TASK DETAILS - Say how many lines contain the word "title" and give no other text.

+++ AVAILABLE RECORDS +++

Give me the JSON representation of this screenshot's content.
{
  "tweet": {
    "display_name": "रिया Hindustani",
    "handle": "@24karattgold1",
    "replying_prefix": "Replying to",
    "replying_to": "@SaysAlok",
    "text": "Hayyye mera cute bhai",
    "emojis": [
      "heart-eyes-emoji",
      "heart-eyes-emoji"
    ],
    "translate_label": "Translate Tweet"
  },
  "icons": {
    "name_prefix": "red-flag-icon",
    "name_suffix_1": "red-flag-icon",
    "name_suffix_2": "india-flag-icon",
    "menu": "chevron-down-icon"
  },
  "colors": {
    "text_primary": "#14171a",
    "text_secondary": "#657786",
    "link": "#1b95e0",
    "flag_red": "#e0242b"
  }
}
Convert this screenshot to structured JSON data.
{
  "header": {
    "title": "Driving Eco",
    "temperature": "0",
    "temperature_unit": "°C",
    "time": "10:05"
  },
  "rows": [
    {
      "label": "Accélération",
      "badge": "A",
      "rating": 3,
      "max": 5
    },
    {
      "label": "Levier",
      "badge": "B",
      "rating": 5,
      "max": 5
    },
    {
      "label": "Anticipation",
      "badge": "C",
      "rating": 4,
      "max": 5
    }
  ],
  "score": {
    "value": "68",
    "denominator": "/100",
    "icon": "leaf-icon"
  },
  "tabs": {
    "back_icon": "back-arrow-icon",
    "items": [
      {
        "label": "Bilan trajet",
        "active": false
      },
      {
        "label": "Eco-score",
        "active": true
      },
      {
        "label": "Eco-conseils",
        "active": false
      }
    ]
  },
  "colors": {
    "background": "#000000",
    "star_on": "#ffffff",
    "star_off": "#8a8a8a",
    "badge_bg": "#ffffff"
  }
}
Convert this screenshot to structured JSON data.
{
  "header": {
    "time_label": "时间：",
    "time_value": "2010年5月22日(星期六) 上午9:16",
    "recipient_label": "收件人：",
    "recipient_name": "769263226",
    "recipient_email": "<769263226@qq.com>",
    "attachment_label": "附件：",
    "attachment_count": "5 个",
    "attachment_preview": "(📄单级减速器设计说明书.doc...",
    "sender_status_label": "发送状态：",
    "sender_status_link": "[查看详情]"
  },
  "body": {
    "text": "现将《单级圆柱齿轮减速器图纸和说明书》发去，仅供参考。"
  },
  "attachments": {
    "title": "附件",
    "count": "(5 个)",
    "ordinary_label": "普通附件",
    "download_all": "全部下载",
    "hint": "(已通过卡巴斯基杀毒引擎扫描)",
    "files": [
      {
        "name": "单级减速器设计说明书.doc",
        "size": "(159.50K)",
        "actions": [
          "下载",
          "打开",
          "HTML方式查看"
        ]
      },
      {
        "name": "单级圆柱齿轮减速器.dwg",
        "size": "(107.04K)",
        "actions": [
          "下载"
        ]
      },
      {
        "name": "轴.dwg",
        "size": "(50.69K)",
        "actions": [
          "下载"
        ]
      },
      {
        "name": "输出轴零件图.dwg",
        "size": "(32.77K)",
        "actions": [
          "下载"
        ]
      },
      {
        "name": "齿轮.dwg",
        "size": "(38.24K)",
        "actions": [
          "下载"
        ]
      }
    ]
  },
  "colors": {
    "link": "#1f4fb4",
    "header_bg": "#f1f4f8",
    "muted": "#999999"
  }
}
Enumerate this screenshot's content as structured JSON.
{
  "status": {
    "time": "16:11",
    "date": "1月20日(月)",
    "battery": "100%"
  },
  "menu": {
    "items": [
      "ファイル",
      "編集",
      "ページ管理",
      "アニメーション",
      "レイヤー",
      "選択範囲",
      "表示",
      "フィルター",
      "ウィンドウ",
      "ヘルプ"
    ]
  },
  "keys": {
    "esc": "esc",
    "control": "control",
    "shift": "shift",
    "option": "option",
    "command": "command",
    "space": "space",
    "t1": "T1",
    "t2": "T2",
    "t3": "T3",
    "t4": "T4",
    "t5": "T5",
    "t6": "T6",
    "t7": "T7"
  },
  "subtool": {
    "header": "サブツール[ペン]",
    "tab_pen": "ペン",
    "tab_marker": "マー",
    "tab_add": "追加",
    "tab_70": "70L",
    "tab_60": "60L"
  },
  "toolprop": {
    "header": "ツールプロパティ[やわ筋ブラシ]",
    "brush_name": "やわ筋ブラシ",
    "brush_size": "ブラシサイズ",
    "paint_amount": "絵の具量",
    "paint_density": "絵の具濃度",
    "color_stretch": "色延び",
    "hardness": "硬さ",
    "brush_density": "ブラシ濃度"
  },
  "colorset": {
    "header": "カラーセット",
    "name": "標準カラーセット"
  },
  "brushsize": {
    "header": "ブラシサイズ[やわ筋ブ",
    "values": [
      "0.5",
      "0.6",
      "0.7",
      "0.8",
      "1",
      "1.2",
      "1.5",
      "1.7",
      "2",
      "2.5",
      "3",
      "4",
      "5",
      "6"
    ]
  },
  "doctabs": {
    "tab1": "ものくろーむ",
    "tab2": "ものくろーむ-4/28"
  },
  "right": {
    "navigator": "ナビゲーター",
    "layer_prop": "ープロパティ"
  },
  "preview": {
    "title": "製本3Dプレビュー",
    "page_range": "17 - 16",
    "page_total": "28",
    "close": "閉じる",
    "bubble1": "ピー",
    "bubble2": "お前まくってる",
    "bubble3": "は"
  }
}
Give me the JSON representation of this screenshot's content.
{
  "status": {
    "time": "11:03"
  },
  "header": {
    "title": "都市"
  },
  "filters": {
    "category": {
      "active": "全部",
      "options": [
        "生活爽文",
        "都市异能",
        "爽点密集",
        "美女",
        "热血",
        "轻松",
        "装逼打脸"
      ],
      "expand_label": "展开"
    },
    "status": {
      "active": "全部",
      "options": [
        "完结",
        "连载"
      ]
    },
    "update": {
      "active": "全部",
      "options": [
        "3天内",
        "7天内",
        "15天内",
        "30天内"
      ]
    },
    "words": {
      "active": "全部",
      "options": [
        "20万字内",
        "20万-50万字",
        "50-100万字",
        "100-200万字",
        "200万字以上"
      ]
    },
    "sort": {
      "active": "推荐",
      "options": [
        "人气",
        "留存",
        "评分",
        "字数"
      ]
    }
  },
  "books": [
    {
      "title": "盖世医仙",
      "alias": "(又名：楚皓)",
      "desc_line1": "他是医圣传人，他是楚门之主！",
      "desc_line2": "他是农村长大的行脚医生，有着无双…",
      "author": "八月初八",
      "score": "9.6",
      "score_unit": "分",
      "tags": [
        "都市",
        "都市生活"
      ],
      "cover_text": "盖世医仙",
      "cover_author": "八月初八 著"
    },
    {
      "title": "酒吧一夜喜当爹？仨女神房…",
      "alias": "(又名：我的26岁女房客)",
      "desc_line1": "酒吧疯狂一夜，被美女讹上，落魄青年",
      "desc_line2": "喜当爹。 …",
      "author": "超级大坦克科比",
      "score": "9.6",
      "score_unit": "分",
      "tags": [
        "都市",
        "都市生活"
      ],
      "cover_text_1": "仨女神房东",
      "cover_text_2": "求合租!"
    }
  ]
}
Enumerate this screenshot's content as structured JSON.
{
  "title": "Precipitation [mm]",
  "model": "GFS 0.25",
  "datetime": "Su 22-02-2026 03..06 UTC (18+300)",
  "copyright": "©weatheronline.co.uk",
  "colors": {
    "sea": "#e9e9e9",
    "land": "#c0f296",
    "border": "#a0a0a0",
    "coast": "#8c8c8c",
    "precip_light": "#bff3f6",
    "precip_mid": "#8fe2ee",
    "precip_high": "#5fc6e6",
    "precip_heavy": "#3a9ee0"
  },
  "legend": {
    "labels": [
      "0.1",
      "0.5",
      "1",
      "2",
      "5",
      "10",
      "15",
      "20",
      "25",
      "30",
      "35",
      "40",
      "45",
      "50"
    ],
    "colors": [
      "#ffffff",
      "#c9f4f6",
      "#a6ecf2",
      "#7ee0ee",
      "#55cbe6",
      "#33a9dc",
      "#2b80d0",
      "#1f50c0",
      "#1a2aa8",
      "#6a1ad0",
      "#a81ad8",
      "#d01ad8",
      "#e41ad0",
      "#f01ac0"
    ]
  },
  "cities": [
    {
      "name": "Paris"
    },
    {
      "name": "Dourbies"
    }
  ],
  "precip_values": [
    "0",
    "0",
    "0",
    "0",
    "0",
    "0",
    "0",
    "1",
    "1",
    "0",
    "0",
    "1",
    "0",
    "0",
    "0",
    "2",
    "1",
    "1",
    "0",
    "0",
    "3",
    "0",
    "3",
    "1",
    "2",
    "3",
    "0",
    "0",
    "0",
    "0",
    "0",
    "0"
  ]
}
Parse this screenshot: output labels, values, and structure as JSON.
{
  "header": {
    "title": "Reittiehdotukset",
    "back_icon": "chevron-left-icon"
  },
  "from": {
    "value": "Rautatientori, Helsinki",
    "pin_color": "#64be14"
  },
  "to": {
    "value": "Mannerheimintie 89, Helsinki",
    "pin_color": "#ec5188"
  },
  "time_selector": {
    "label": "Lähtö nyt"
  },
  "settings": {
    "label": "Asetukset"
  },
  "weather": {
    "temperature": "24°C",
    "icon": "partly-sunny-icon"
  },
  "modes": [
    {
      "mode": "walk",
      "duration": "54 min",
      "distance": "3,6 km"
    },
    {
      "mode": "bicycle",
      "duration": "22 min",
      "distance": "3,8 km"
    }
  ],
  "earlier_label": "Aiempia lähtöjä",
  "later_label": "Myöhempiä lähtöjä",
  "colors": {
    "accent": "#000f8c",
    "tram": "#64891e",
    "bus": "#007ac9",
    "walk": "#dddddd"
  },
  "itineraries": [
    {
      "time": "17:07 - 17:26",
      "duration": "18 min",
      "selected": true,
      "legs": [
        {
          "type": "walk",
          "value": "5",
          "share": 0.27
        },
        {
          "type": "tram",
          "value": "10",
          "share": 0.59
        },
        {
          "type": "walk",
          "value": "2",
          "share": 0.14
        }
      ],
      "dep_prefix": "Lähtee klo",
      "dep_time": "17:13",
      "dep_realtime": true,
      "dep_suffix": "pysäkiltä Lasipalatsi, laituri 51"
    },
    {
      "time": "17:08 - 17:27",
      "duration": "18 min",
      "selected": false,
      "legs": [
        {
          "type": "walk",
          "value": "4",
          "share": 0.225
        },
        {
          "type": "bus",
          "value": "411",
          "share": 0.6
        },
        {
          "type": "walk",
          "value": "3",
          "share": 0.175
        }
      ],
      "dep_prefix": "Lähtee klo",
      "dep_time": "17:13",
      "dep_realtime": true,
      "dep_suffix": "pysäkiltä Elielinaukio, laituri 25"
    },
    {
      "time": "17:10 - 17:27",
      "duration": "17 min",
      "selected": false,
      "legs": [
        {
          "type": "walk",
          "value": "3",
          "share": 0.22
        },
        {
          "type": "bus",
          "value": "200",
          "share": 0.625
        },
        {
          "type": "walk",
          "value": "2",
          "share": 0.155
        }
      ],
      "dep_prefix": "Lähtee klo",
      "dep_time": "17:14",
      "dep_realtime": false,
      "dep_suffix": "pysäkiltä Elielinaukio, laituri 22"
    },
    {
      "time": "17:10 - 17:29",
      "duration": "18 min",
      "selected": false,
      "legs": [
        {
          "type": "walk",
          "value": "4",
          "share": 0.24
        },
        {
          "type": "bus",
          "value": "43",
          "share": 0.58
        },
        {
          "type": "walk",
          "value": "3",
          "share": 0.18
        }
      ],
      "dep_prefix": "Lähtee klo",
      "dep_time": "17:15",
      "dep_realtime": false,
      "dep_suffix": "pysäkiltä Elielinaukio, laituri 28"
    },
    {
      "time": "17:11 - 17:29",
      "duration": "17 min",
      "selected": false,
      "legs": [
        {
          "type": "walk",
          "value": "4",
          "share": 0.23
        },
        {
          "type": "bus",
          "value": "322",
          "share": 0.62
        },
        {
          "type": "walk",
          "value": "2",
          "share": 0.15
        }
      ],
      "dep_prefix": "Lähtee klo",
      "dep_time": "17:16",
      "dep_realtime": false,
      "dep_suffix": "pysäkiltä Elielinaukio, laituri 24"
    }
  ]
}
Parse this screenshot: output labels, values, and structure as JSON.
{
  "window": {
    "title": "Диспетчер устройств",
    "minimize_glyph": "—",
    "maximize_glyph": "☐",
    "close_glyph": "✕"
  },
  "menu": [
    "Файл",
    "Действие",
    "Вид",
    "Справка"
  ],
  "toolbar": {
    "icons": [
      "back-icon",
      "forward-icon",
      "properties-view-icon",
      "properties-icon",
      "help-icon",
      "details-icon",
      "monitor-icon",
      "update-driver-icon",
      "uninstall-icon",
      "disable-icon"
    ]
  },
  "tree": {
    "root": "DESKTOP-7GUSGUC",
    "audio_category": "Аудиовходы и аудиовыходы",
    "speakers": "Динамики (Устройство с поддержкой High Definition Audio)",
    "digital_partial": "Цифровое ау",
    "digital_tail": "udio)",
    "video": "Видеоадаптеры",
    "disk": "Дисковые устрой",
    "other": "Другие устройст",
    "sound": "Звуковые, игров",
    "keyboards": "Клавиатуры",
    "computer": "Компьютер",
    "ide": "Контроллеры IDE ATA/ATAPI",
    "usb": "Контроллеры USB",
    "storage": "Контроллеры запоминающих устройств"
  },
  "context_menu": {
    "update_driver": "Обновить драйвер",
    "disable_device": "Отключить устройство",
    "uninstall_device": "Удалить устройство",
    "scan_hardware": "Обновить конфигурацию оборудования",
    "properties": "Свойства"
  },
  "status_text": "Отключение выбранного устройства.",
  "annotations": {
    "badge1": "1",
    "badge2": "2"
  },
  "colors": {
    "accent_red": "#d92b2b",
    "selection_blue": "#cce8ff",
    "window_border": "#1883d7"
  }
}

+++

ANSWER TO THE TASK - 9